» Provided entries:

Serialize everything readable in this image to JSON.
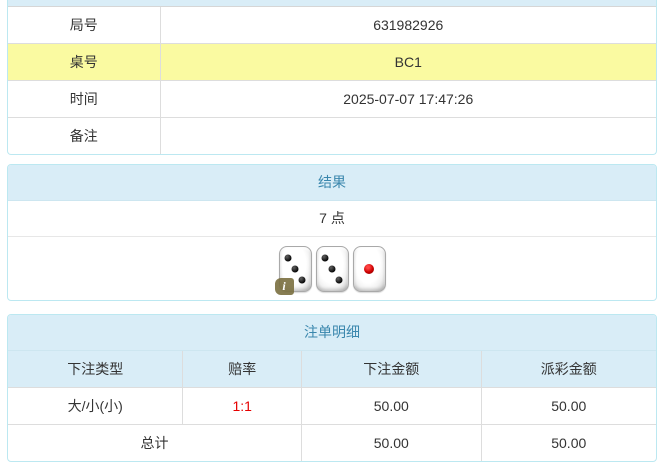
{
  "colors": {
    "panel_border": "#bce8f1",
    "panel_header_bg": "#d9edf7",
    "panel_header_text": "#3a87ad",
    "row_divider": "#dddddd",
    "highlight_row_bg": "#fafaa1",
    "body_text": "#333333",
    "odds_red": "#e60000",
    "info_badge_bg": "#7a6f3f"
  },
  "info_table": {
    "rows": [
      {
        "label": "局号",
        "value": "631982926",
        "highlight": false
      },
      {
        "label": "桌号",
        "value": "BC1",
        "highlight": true
      },
      {
        "label": "时间",
        "value": "2025-07-07 17:47:26",
        "highlight": false
      },
      {
        "label": "备注",
        "value": "",
        "highlight": false
      }
    ]
  },
  "result_panel": {
    "title": "结果",
    "points_text": "7 点",
    "dice": [
      {
        "face": 3,
        "pip_color": "black"
      },
      {
        "face": 3,
        "pip_color": "black"
      },
      {
        "face": 1,
        "pip_color": "red"
      }
    ],
    "info_badge": "i"
  },
  "bets_panel": {
    "title": "注单明细",
    "columns": [
      "下注类型",
      "赔率",
      "下注金额",
      "派彩金额"
    ],
    "rows": [
      {
        "bet_type": "大/小(小)",
        "odds": "1:1",
        "bet_amount": "50.00",
        "payout_amount": "50.00"
      }
    ],
    "total_row": {
      "label": "总计",
      "bet_amount": "50.00",
      "payout_amount": "50.00"
    }
  }
}
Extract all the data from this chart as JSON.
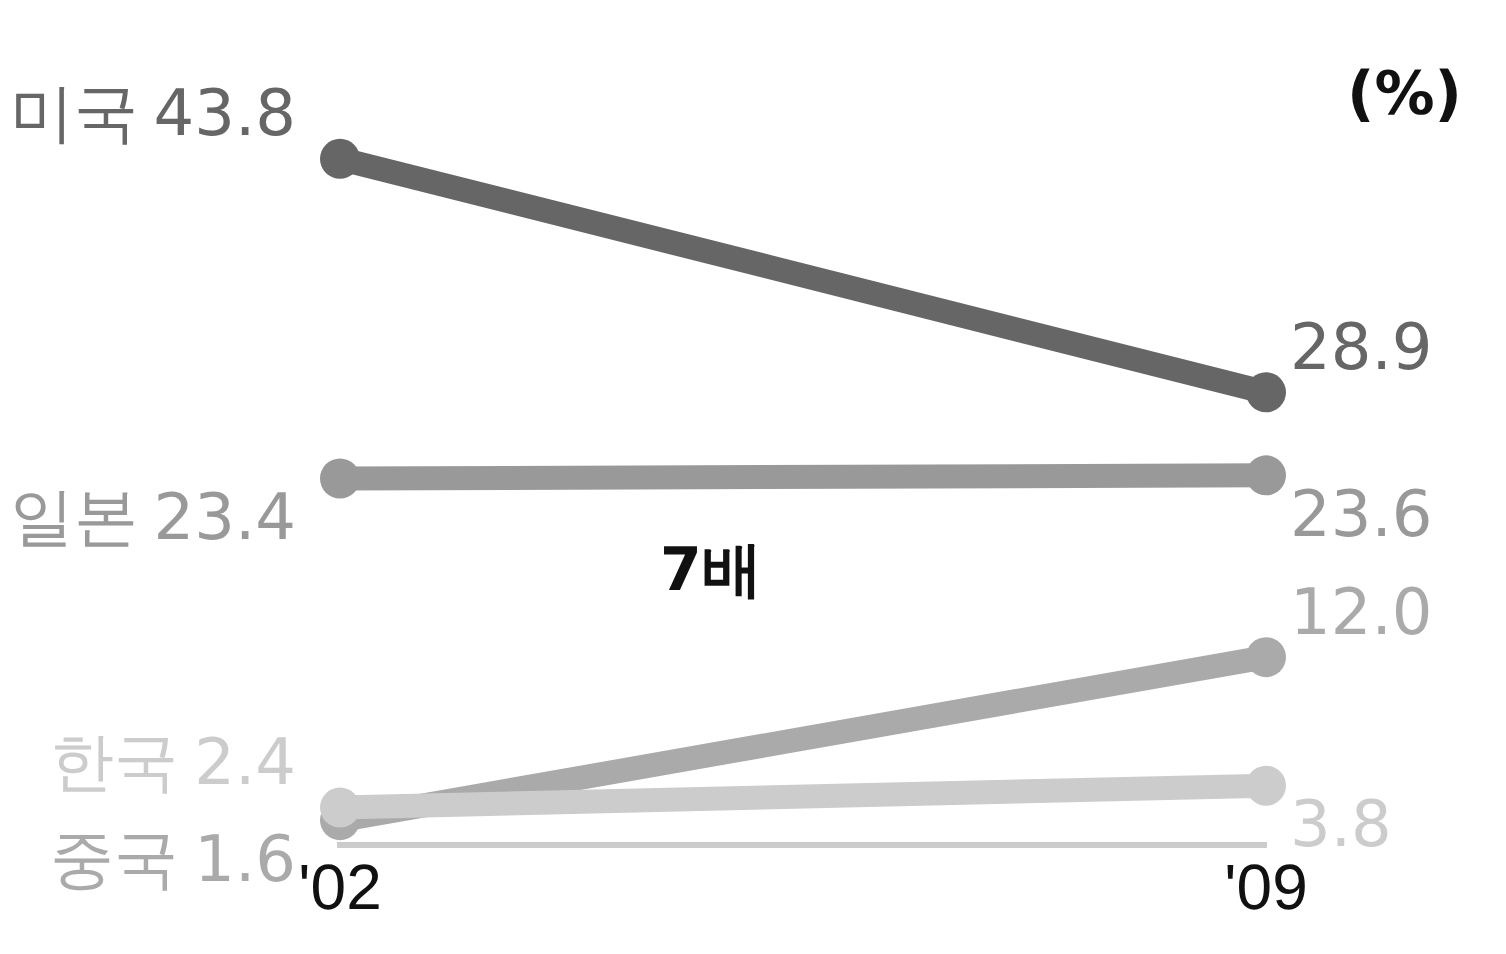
{
  "chart_data": {
    "type": "line",
    "categories": [
      "'02",
      "'09"
    ],
    "series": [
      {
        "name": "미국",
        "color": "#666666",
        "values": [
          43.8,
          28.9
        ],
        "value_labels": [
          "43.8",
          "28.9"
        ]
      },
      {
        "name": "일본",
        "color": "#999999",
        "values": [
          23.4,
          23.6
        ],
        "value_labels": [
          "23.4",
          "23.6"
        ]
      },
      {
        "name": "한국",
        "color": "#cccccc",
        "values": [
          2.4,
          3.8
        ],
        "value_labels": [
          "2.4",
          "3.8"
        ]
      },
      {
        "name": "중국",
        "color": "#aaaaaa",
        "values": [
          1.6,
          12.0
        ],
        "value_labels": [
          "1.6",
          "12.0"
        ]
      }
    ],
    "marker": "circle",
    "line_style": "solid",
    "legend": false,
    "tick_labels": "x",
    "annotations": [
      "(%)",
      "7배"
    ]
  }
}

» Given exercise: Repeat each record exactly as shown above, dropping all images.

» Output for this exercise:
Serialize everything readable in this image to JSON.
{
  "colors": {
    "panel_border": "#bce8f1",
    "panel_header_bg": "#d9edf7",
    "panel_header_text": "#3a87ad",
    "row_divider": "#dddddd",
    "highlight_row_bg": "#fafaa1",
    "body_text": "#333333",
    "odds_red": "#e60000",
    "info_badge_bg": "#7a6f3f"
  },
  "info_table": {
    "rows": [
      {
        "label": "局号",
        "value": "631982926",
        "highlight": false
      },
      {
        "label": "桌号",
        "value": "BC1",
        "highlight": true
      },
      {
        "label": "时间",
        "value": "2025-07-07 17:47:26",
        "highlight": false
      },
      {
        "label": "备注",
        "value": "",
        "highlight": false
      }
    ]
  },
  "result_panel": {
    "title": "结果",
    "points_text": "7 点",
    "dice": [
      {
        "face": 3,
        "pip_color": "black"
      },
      {
        "face": 3,
        "pip_color": "black"
      },
      {
        "face": 1,
        "pip_color": "red"
      }
    ],
    "info_badge": "i"
  },
  "bets_panel": {
    "title": "注单明细",
    "columns": [
      "下注类型",
      "赔率",
      "下注金额",
      "派彩金额"
    ],
    "rows": [
      {
        "bet_type": "大/小(小)",
        "odds": "1:1",
        "bet_amount": "50.00",
        "payout_amount": "50.00"
      }
    ],
    "total_row": {
      "label": "总计",
      "bet_amount": "50.00",
      "payout_amount": "50.00"
    }
  }
}
Extract all the data from this chart as JSON.
{
  "chart_data": {
    "type": "line",
    "categories": [
      "'02",
      "'09"
    ],
    "series": [
      {
        "name": "미국",
        "color": "#666666",
        "values": [
          43.8,
          28.9
        ],
        "value_labels": [
          "43.8",
          "28.9"
        ]
      },
      {
        "name": "일본",
        "color": "#999999",
        "values": [
          23.4,
          23.6
        ],
        "value_labels": [
          "23.4",
          "23.6"
        ]
      },
      {
        "name": "한국",
        "color": "#cccccc",
        "values": [
          2.4,
          3.8
        ],
        "value_labels": [
          "2.4",
          "3.8"
        ]
      },
      {
        "name": "중국",
        "color": "#aaaaaa",
        "values": [
          1.6,
          12.0
        ],
        "value_labels": [
          "1.6",
          "12.0"
        ]
      }
    ],
    "marker": "circle",
    "line_style": "solid",
    "legend": false,
    "tick_labels": "x",
    "annotations": [
      "(%)",
      "7배"
    ]
  }
}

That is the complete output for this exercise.